# [EXERCISE TASK]
Images should be left out, and everything else in the listing reproduced exactly.
────────────────
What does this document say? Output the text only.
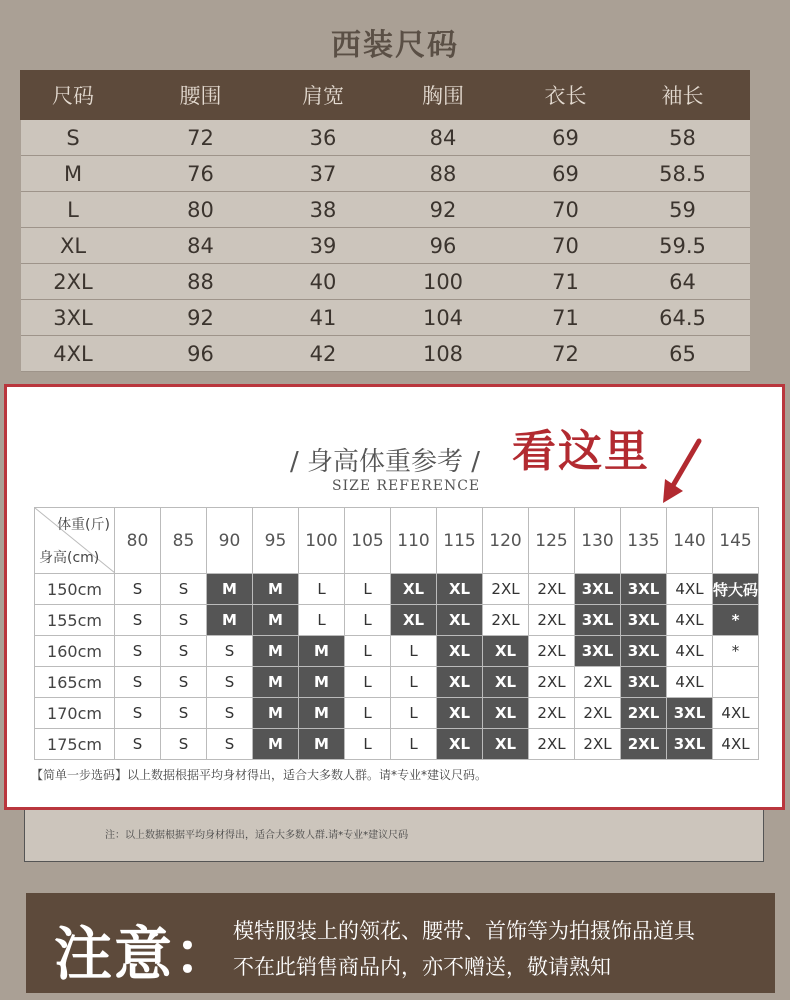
西装尺码
尺码	腰围	肩宽	胸围	衣长	袖长
S	72	36	84	69	58
M	76	37	88	69	58.5
L	80	38	92	70	59
XL	84	39	96	70	59.5
2XL	88	40	100	71	64
3XL	92	41	104	71	64.5
4XL	96	42	108	72	65
/ 身高体重参考 /
SIZE REFERENCE
看这里
体重(斤)
身高(cm)	80	85	90	95	100	105	110	115	120	125	130	135	140	145
150cm	S	S	M	M	L	L	XL	XL	2XL	2XL	3XL	3XL	4XL	特大码
155cm	S	S	M	M	L	L	XL	XL	2XL	2XL	3XL	3XL	4XL	*
160cm	S	S	S	M	M	L	L	XL	XL	2XL	3XL	3XL	4XL	*
165cm	S	S	S	M	M	L	L	XL	XL	2XL	2XL	3XL	4XL	
170cm	S	S	S	M	M	L	L	XL	XL	2XL	2XL	2XL	3XL	4XL
175cm	S	S	S	M	M	L	L	XL	XL	2XL	2XL	2XL	3XL	4XL
【简单一步选码】以上数据根据平均身材得出，适合大多数人群。请*专业*建议尺码。
注：以上数据根据平均身材得出，适合大多数人群.请*专业*建议尺码
注意：
模特服装上的领花、腰带、首饰等为拍摄饰品道具
不在此销售商品内，亦不赠送，敬请熟知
────────────────
# [WRITTEN RESPONSE]
What does this document say? Output the text only.
西装尺码
尺码	腰围	肩宽	胸围	衣长	袖长
S	72	36	84	69	58
M	76	37	88	69	58.5
L	80	38	92	70	59
XL	84	39	96	70	59.5
2XL	88	40	100	71	64
3XL	92	41	104	71	64.5
4XL	96	42	108	72	65
/ 身高体重参考 /
SIZE REFERENCE
看这里
体重(斤)
身高(cm)	80	85	90	95	100	105	110	115	120	125	130	135	140	145
150cm	S	S	M	M	L	L	XL	XL	2XL	2XL	3XL	3XL	4XL	特大码
155cm	S	S	M	M	L	L	XL	XL	2XL	2XL	3XL	3XL	4XL	*
160cm	S	S	S	M	M	L	L	XL	XL	2XL	3XL	3XL	4XL	*
165cm	S	S	S	M	M	L	L	XL	XL	2XL	2XL	3XL	4XL	
170cm	S	S	S	M	M	L	L	XL	XL	2XL	2XL	2XL	3XL	4XL
175cm	S	S	S	M	M	L	L	XL	XL	2XL	2XL	2XL	3XL	4XL
【简单一步选码】以上数据根据平均身材得出，适合大多数人群。请*专业*建议尺码。
注：以上数据根据平均身材得出，适合大多数人群.请*专业*建议尺码
注意：
模特服装上的领花、腰带、首饰等为拍摄饰品道具
不在此销售商品内，亦不赠送，敬请熟知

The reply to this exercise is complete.